AIM OF THE EXERCISE: Omit all images. Transcribe the rest of the material below exactly.

Records from a collection of figures:
▽

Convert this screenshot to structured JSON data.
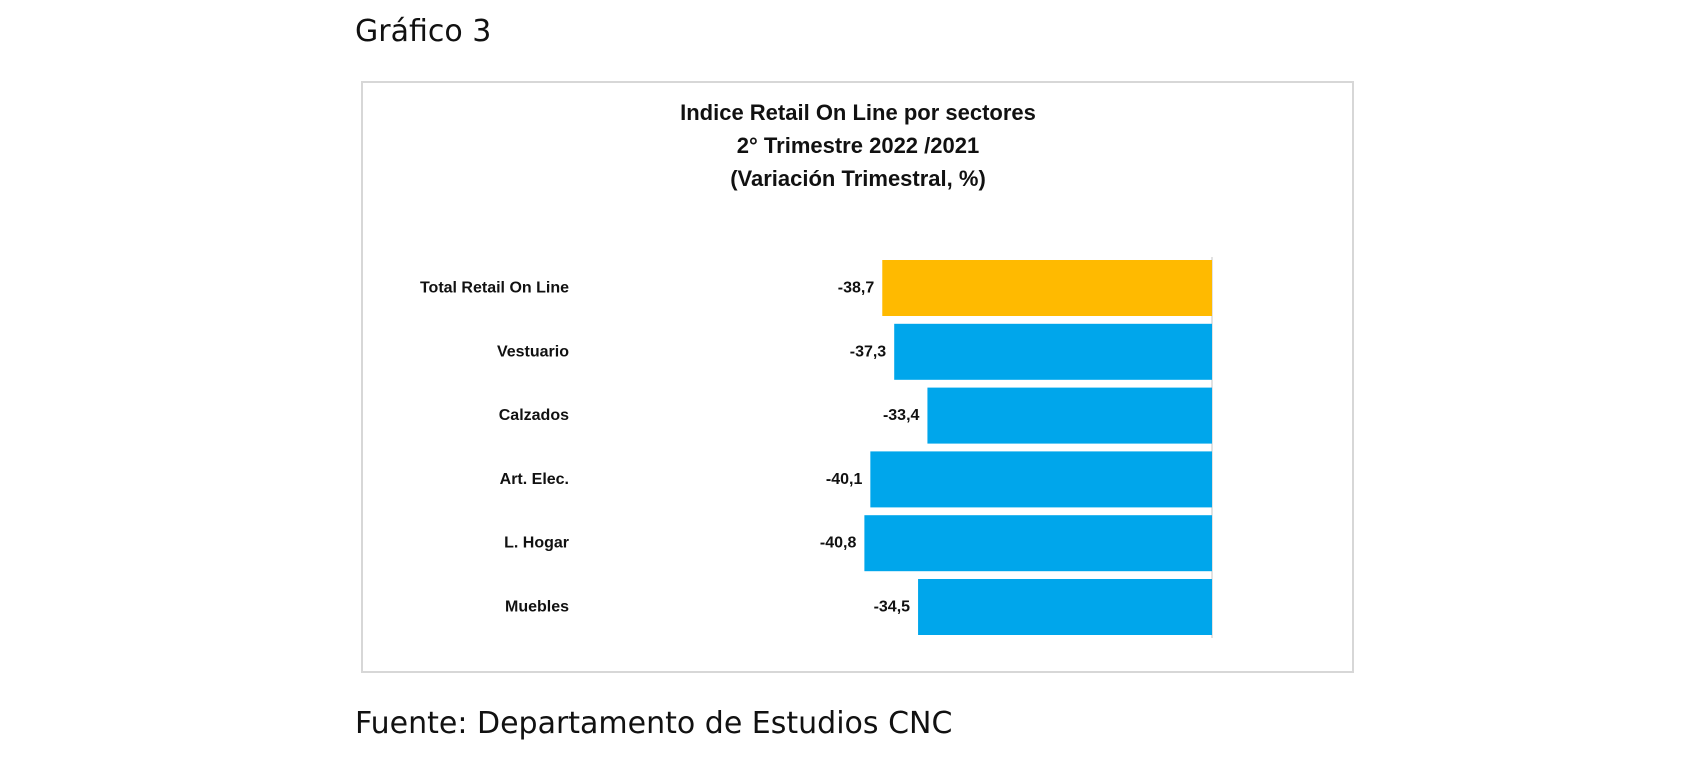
{
  "caption": "Gráfico 3",
  "source": "Fuente: Departamento de Estudios CNC",
  "chart_data": {
    "type": "bar",
    "orientation": "horizontal",
    "title_lines": [
      "Indice Retail On Line por sectores",
      "2° Trimestre 2022 /2021",
      "(Variación Trimestral, %)"
    ],
    "categories": [
      "Total Retail On Line",
      "Vestuario",
      "Calzados",
      "Art. Elec.",
      "L. Hogar",
      "Muebles"
    ],
    "values": [
      -38.7,
      -37.3,
      -33.4,
      -40.1,
      -40.8,
      -34.5
    ],
    "value_labels": [
      "-38,7",
      "-37,3",
      "-33,4",
      "-40,1",
      "-40,8",
      "-34,5"
    ],
    "colors": [
      "#FFBA00",
      "#00A6EB",
      "#00A6EB",
      "#00A6EB",
      "#00A6EB",
      "#00A6EB"
    ],
    "xlim": [
      -50,
      0
    ],
    "grid": false,
    "legend": "none"
  }
}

△

SOLUTION FOR THIS TASK:
Convert this screenshot to structured JSON data.
{
  "caption": "Gráfico 3",
  "source": "Fuente: Departamento de Estudios CNC",
  "chart_data": {
    "type": "bar",
    "orientation": "horizontal",
    "title_lines": [
      "Indice Retail On Line por sectores",
      "2° Trimestre 2022 /2021",
      "(Variación Trimestral, %)"
    ],
    "categories": [
      "Total Retail On Line",
      "Vestuario",
      "Calzados",
      "Art. Elec.",
      "L. Hogar",
      "Muebles"
    ],
    "values": [
      -38.7,
      -37.3,
      -33.4,
      -40.1,
      -40.8,
      -34.5
    ],
    "value_labels": [
      "-38,7",
      "-37,3",
      "-33,4",
      "-40,1",
      "-40,8",
      "-34,5"
    ],
    "colors": [
      "#FFBA00",
      "#00A6EB",
      "#00A6EB",
      "#00A6EB",
      "#00A6EB",
      "#00A6EB"
    ],
    "xlim": [
      -50,
      0
    ],
    "grid": false,
    "legend": "none"
  }
}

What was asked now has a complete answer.